Records about charts and figures:
·····

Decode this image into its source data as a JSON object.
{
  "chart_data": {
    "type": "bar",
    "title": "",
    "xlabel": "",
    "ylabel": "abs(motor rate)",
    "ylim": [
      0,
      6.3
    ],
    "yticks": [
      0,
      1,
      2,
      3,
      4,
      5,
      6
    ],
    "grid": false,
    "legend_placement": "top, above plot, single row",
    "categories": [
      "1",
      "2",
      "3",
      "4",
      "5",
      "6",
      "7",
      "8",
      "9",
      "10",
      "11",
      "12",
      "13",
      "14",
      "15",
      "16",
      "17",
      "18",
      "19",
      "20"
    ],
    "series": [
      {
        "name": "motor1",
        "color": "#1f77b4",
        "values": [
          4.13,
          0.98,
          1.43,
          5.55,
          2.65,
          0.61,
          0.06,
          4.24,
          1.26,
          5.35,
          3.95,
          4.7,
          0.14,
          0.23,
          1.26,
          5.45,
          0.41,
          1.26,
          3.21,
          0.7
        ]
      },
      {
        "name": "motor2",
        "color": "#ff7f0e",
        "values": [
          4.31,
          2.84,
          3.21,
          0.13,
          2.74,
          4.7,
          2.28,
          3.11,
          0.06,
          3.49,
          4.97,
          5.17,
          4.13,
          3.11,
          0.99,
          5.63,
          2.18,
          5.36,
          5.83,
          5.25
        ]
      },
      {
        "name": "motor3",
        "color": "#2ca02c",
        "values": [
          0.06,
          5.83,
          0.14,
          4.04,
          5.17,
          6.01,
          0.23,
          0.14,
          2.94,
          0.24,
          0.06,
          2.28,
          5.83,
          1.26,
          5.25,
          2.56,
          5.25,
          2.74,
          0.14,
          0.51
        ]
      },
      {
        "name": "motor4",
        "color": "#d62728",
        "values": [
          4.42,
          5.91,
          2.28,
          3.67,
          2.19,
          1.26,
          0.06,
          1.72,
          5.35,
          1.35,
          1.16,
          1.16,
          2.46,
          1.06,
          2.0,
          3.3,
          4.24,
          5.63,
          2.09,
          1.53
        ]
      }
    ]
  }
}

·····

WHAT TO WORK ON>
Identify each line in the entries with the word "name" and copy it.

PROBLEM SOLUTION>
        "name": "motor1",
        "name": "motor2",
        "name": "motor3",
        "name": "motor4",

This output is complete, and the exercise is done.